= Instructions for the task =
Reproduce all of the data exactly.

+++ Input rows +++

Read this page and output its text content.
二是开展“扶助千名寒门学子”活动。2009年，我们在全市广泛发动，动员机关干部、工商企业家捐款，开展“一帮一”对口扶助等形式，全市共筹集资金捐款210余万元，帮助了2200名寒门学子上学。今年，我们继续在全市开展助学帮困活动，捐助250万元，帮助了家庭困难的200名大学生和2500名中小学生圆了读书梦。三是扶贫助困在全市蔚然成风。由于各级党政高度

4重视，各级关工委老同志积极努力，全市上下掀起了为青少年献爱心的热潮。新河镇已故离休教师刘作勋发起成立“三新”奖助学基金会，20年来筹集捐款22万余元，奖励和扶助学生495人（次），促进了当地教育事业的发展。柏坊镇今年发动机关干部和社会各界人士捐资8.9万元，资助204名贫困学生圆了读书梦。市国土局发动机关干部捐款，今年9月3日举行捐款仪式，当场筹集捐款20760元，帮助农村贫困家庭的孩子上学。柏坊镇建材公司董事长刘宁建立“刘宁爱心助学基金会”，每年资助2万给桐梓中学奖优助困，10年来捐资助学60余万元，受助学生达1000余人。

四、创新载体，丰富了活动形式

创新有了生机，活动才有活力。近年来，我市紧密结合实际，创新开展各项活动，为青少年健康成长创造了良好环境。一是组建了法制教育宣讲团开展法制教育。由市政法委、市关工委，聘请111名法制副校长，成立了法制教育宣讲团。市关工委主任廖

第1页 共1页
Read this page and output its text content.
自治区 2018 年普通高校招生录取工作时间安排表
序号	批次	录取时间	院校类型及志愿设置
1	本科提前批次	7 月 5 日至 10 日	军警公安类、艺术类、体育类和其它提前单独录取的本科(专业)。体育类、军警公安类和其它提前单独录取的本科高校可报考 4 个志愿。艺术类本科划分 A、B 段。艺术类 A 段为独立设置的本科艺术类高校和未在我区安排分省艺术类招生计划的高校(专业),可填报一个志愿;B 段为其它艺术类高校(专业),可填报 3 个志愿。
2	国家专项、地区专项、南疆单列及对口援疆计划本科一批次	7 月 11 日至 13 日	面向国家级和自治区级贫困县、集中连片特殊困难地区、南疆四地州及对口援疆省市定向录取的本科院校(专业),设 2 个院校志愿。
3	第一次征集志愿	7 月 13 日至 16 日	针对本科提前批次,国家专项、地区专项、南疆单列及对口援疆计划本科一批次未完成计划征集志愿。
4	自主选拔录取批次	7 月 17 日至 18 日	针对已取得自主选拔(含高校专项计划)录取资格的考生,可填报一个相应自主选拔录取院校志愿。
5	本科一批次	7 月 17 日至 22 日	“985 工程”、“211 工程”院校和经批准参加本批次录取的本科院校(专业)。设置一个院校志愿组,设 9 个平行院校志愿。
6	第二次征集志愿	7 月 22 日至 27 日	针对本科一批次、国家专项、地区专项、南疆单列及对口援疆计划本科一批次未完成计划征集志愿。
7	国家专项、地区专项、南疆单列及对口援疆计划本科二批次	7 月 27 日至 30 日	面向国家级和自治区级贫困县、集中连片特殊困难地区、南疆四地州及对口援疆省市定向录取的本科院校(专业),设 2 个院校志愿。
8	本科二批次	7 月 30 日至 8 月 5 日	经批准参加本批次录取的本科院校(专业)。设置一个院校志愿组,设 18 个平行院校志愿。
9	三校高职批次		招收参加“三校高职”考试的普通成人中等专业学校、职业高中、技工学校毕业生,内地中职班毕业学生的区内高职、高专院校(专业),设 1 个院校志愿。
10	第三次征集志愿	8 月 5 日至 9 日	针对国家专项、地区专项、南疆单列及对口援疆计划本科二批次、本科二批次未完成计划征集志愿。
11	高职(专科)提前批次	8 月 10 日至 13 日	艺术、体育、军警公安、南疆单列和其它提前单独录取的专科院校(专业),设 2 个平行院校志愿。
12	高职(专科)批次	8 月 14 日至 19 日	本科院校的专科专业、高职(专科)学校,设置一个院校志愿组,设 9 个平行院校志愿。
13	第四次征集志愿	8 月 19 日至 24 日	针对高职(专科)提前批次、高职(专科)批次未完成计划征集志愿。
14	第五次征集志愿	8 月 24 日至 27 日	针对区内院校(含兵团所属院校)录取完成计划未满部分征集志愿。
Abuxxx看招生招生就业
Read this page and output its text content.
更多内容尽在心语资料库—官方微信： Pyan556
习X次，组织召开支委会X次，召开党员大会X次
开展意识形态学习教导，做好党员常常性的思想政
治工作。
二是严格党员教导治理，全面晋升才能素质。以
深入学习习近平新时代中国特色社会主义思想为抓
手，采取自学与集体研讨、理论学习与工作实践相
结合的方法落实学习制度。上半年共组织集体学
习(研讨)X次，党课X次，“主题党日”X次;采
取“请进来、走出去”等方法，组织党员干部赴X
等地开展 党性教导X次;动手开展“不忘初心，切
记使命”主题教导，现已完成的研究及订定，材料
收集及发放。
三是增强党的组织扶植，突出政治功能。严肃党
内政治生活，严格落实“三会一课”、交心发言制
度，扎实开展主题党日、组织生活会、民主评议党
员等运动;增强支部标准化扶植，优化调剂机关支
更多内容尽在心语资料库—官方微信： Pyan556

+++

= Solution =
Read this page and output its text content.
二是开展“扶助千名寒门学子”活动。2009年，我们在全市广泛发动，动员机关干部、工商企业家捐款，开展“一帮一”对口扶助等形式，全市共筹集资金捐款210余万元，帮助了2200名寒门学子上学。今年，我们继续在全市开展助学帮困活动，捐助250万元，帮助了家庭困难的200名大学生和2500名中小学生圆了读书梦。三是扶贫助困在全市蔚然成风。由于各级党政高度

4重视，各级关工委老同志积极努力，全市上下掀起了为青少年献爱心的热潮。新河镇已故离休教师刘作勋发起成立“三新”奖助学基金会，20年来筹集捐款22万余元，奖励和扶助学生495人（次），促进了当地教育事业的发展。柏坊镇今年发动机关干部和社会各界人士捐资8.9万元，资助204名贫困学生圆了读书梦。市国土局发动机关干部捐款，今年9月3日举行捐款仪式，当场筹集捐款20760元，帮助农村贫困家庭的孩子上学。柏坊镇建材公司董事长刘宁建立“刘宁爱心助学基金会”，每年资助2万给桐梓中学奖优助困，10年来捐资助学60余万元，受助学生达1000余人。

四、创新载体，丰富了活动形式

创新有了生机，活动才有活力。近年来，我市紧密结合实际，创新开展各项活动，为青少年健康成长创造了良好环境。一是组建了法制教育宣讲团开展法制教育。由市政法委、市关工委，聘请111名法制副校长，成立了法制教育宣讲团。市关工委主任廖

第1页 共1页
Read this page and output its text content.
自治区 2018 年普通高校招生录取工作时间安排表
序号	批次	录取时间	院校类型及志愿设置
1	本科提前批次	7 月 5 日至 10 日	军警公安类、艺术类、体育类和其它提前单独录取的本科(专业)。体育类、军警公安类和其它提前单独录取的本科高校可报考 4 个志愿。艺术类本科划分 A、B 段。艺术类 A 段为独立设置的本科艺术类高校和未在我区安排分省艺术类招生计划的高校(专业),可填报一个志愿;B 段为其它艺术类高校(专业),可填报 3 个志愿。
2	国家专项、地区专项、南疆单列及对口援疆计划本科一批次	7 月 11 日至 13 日	面向国家级和自治区级贫困县、集中连片特殊困难地区、南疆四地州及对口援疆省市定向录取的本科院校(专业),设 2 个院校志愿。
3	第一次征集志愿	7 月 13 日至 16 日	针对本科提前批次,国家专项、地区专项、南疆单列及对口援疆计划本科一批次未完成计划征集志愿。
4	自主选拔录取批次	7 月 17 日至 18 日	针对已取得自主选拔(含高校专项计划)录取资格的考生,可填报一个相应自主选拔录取院校志愿。
5	本科一批次	7 月 17 日至 22 日	“985 工程”、“211 工程”院校和经批准参加本批次录取的本科院校(专业)。设置一个院校志愿组,设 9 个平行院校志愿。
6	第二次征集志愿	7 月 22 日至 27 日	针对本科一批次、国家专项、地区专项、南疆单列及对口援疆计划本科一批次未完成计划征集志愿。
7	国家专项、地区专项、南疆单列及对口援疆计划本科二批次	7 月 27 日至 30 日	面向国家级和自治区级贫困县、集中连片特殊困难地区、南疆四地州及对口援疆省市定向录取的本科院校(专业),设 2 个院校志愿。
8	本科二批次	7 月 30 日至 8 月 5 日	经批准参加本批次录取的本科院校(专业)。设置一个院校志愿组,设 18 个平行院校志愿。
9	三校高职批次		招收参加“三校高职”考试的普通成人中等专业学校、职业高中、技工学校毕业生,内地中职班毕业学生的区内高职、高专院校(专业),设 1 个院校志愿。
10	第三次征集志愿	8 月 5 日至 9 日	针对国家专项、地区专项、南疆单列及对口援疆计划本科二批次、本科二批次未完成计划征集志愿。
11	高职(专科)提前批次	8 月 10 日至 13 日	艺术、体育、军警公安、南疆单列和其它提前单独录取的专科院校(专业),设 2 个平行院校志愿。
12	高职(专科)批次	8 月 14 日至 19 日	本科院校的专科专业、高职(专科)学校,设置一个院校志愿组,设 9 个平行院校志愿。
13	第四次征集志愿	8 月 19 日至 24 日	针对高职(专科)提前批次、高职(专科)批次未完成计划征集志愿。
14	第五次征集志愿	8 月 24 日至 27 日	针对区内院校(含兵团所属院校)录取完成计划未满部分征集志愿。
Abuxxx看招生招生就业
Read this page and output its text content.
更多内容尽在心语资料库—官方微信： Pyan556
习X次，组织召开支委会X次，召开党员大会X次
开展意识形态学习教导，做好党员常常性的思想政
治工作。
二是严格党员教导治理，全面晋升才能素质。以
深入学习习近平新时代中国特色社会主义思想为抓
手，采取自学与集体研讨、理论学习与工作实践相
结合的方法落实学习制度。上半年共组织集体学
习(研讨)X次，党课X次，“主题党日”X次;采
取“请进来、走出去”等方法，组织党员干部赴X
等地开展 党性教导X次;动手开展“不忘初心，切
记使命”主题教导，现已完成的研究及订定，材料
收集及发放。
三是增强党的组织扶植，突出政治功能。严肃党
内政治生活，严格落实“三会一课”、交心发言制
度，扎实开展主题党日、组织生活会、民主评议党
员等运动;增强支部标准化扶植，优化调剂机关支
更多内容尽在心语资料库—官方微信： Pyan556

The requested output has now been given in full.